### TASK TO COMPLETE
Restate all of the entries exactly, dropping any pictures they hold.
──────── SUPPLIED MATERIAL ────────
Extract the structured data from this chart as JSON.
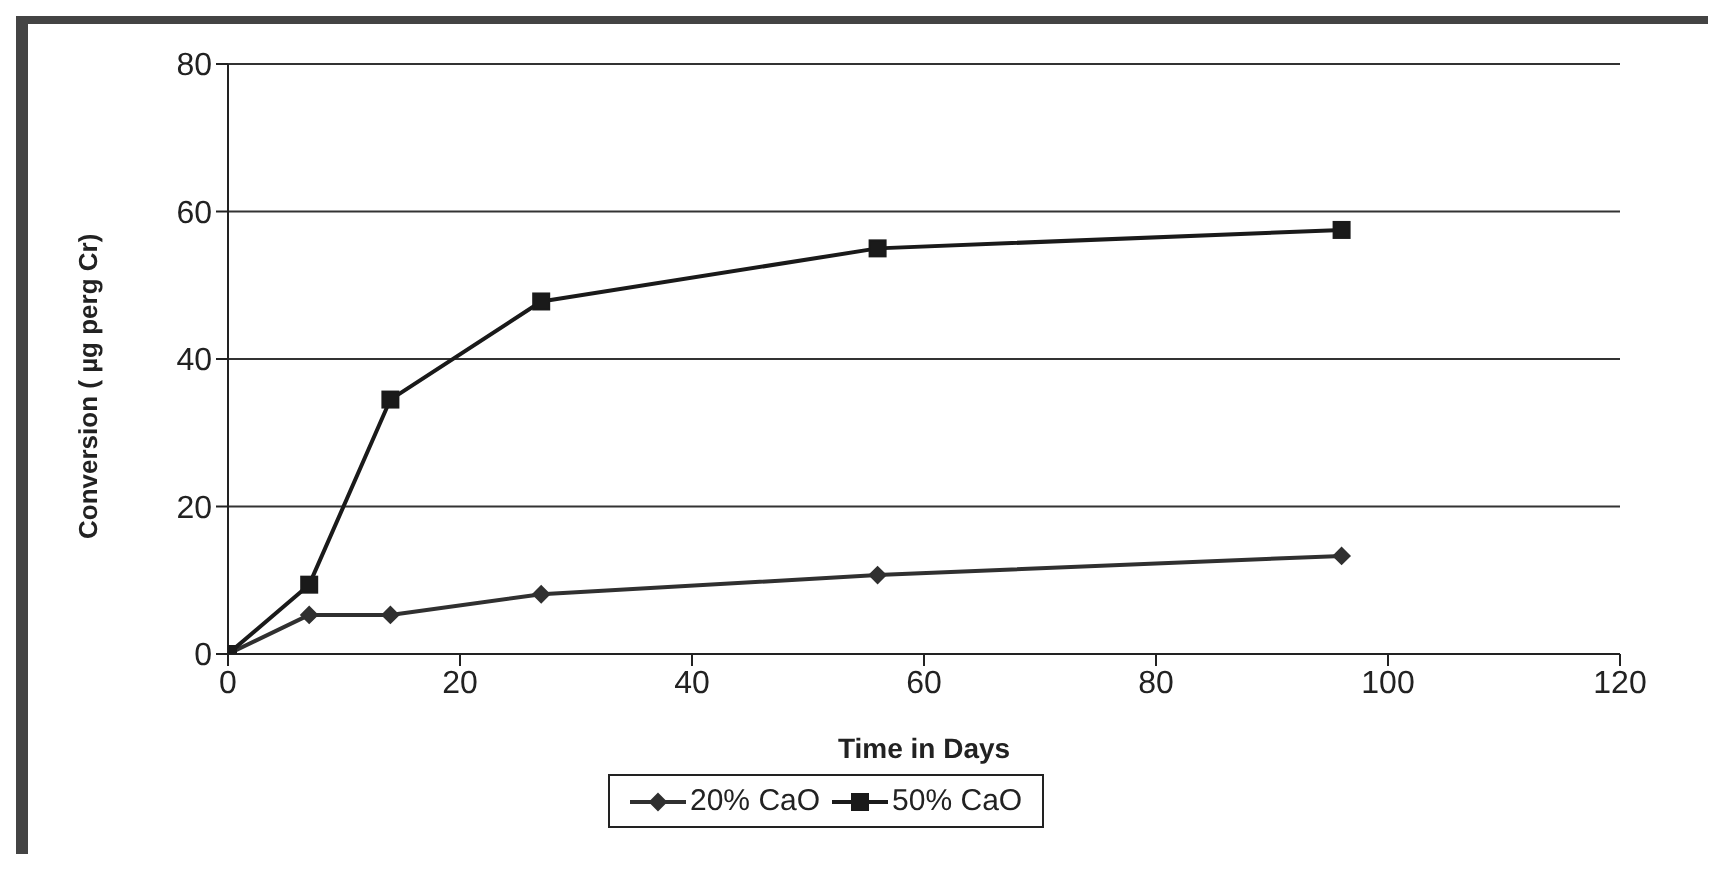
{
  "chart_data": {
    "type": "line",
    "xlabel": "Time in Days",
    "ylabel": "Conversion ( µg perg Cr)",
    "xlim": [
      0,
      120
    ],
    "xticks": [
      0,
      20,
      40,
      60,
      80,
      100,
      120
    ],
    "ylim": [
      0,
      80
    ],
    "yticks": [
      0,
      20,
      40,
      60,
      80
    ],
    "grid": "y",
    "legend": "bottom",
    "series": [
      {
        "name": "20% CaO",
        "color": "#303030",
        "marker": "diamond",
        "x": [
          0,
          7,
          14,
          27,
          56,
          96
        ],
        "values": [
          0,
          5.3,
          5.3,
          8.1,
          10.7,
          13.3
        ]
      },
      {
        "name": "50% CaO",
        "color": "#1a1a1a",
        "marker": "square",
        "x": [
          0,
          7,
          14,
          27,
          56,
          96
        ],
        "values": [
          0,
          9.4,
          34.5,
          47.8,
          55,
          57.5
        ]
      }
    ]
  }
}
────────
### RIGHT ANSWER
Extract the structured data from this chart as JSON.
{
  "chart_data": {
    "type": "line",
    "xlabel": "Time in Days",
    "ylabel": "Conversion ( µg perg Cr)",
    "xlim": [
      0,
      120
    ],
    "xticks": [
      0,
      20,
      40,
      60,
      80,
      100,
      120
    ],
    "ylim": [
      0,
      80
    ],
    "yticks": [
      0,
      20,
      40,
      60,
      80
    ],
    "grid": "y",
    "legend": "bottom",
    "series": [
      {
        "name": "20% CaO",
        "color": "#303030",
        "marker": "diamond",
        "x": [
          0,
          7,
          14,
          27,
          56,
          96
        ],
        "values": [
          0,
          5.3,
          5.3,
          8.1,
          10.7,
          13.3
        ]
      },
      {
        "name": "50% CaO",
        "color": "#1a1a1a",
        "marker": "square",
        "x": [
          0,
          7,
          14,
          27,
          56,
          96
        ],
        "values": [
          0,
          9.4,
          34.5,
          47.8,
          55,
          57.5
        ]
      }
    ]
  }
}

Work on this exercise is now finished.